(Data entries)
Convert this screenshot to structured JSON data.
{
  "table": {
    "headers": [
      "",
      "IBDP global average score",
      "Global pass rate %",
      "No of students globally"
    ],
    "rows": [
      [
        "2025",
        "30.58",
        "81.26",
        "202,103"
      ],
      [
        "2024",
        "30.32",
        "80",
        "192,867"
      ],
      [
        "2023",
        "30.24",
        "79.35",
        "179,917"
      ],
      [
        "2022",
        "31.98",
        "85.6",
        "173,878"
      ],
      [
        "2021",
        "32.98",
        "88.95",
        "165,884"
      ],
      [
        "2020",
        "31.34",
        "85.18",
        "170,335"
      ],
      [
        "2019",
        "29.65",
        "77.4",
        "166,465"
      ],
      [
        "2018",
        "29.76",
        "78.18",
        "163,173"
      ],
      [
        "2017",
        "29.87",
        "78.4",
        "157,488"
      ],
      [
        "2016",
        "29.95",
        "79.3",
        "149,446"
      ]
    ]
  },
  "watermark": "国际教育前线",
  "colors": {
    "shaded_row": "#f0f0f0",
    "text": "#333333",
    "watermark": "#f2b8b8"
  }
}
* * *
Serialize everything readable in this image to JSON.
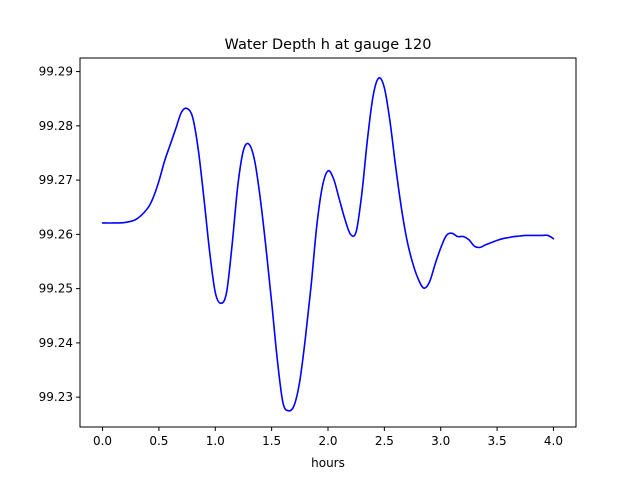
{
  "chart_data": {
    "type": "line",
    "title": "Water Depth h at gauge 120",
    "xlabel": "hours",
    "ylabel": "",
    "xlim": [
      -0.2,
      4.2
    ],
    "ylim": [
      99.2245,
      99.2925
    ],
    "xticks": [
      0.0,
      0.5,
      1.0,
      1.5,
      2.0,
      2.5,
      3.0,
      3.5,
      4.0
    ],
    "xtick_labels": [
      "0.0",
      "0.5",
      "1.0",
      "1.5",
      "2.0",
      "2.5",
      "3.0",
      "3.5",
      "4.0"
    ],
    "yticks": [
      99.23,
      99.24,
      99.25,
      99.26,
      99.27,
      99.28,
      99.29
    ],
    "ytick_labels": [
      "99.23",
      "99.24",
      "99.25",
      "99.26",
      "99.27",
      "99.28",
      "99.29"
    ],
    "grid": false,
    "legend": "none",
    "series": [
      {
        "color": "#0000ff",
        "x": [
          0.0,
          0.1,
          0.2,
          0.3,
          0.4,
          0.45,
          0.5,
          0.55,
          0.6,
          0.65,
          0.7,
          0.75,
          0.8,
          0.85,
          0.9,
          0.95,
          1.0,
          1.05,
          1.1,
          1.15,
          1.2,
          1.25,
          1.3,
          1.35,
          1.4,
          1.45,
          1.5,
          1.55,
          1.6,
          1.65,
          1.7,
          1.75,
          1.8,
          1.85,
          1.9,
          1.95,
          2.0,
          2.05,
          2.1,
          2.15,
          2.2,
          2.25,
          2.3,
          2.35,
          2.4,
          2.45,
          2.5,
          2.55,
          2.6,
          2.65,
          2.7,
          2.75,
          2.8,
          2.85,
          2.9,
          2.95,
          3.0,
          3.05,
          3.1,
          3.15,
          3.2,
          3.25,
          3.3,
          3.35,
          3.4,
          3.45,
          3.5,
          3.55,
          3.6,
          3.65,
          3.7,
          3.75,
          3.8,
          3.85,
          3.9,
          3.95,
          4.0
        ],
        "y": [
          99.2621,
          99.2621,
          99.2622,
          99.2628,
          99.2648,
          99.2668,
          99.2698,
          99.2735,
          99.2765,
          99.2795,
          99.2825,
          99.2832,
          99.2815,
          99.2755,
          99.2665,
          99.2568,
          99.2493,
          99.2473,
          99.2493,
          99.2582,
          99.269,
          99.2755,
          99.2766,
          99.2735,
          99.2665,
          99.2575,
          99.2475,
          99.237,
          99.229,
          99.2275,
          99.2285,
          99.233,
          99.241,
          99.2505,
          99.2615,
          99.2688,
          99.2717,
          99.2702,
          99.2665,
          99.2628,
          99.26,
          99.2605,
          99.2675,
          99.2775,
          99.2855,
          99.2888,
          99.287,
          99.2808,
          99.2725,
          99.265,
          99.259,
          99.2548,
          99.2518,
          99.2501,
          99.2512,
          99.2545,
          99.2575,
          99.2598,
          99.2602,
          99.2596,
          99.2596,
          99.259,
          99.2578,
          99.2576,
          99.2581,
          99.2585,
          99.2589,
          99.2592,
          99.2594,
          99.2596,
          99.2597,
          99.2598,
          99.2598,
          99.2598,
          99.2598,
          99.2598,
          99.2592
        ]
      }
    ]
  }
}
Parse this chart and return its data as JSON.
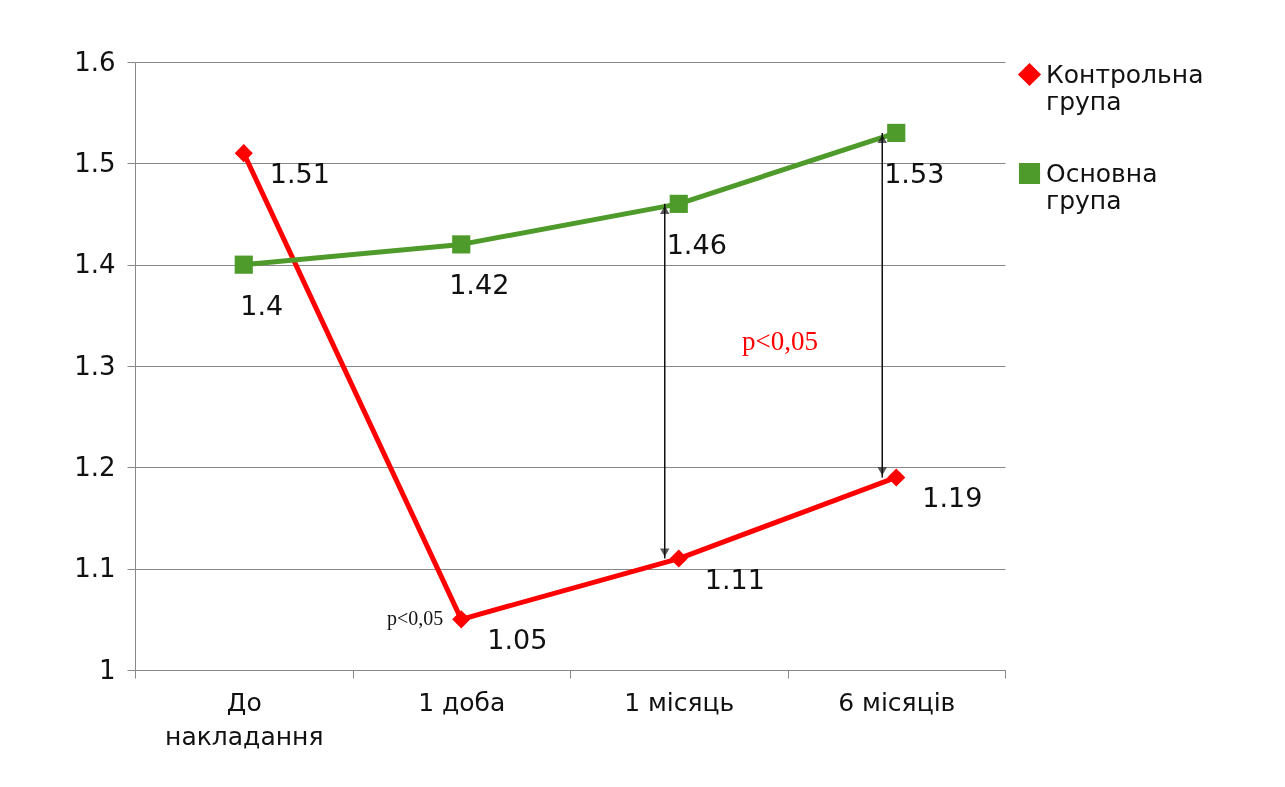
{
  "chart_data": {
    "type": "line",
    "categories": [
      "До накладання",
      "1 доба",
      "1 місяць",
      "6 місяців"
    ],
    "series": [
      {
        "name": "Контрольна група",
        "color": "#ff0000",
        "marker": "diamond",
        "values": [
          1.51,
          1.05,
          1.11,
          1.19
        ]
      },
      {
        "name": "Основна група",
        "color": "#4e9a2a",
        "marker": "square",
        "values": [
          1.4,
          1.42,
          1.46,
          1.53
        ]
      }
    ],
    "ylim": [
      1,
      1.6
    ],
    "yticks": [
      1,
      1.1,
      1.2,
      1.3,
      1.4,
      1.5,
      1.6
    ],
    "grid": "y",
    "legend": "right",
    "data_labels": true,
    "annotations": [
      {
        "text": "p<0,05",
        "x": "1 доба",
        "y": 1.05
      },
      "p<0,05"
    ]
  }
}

- _SET EXERCISE_
In the records above, find the lines containing "name" and copy them.

- _THE ANSWER_
        "name": "Контрольна група",
        "name": "Основна група",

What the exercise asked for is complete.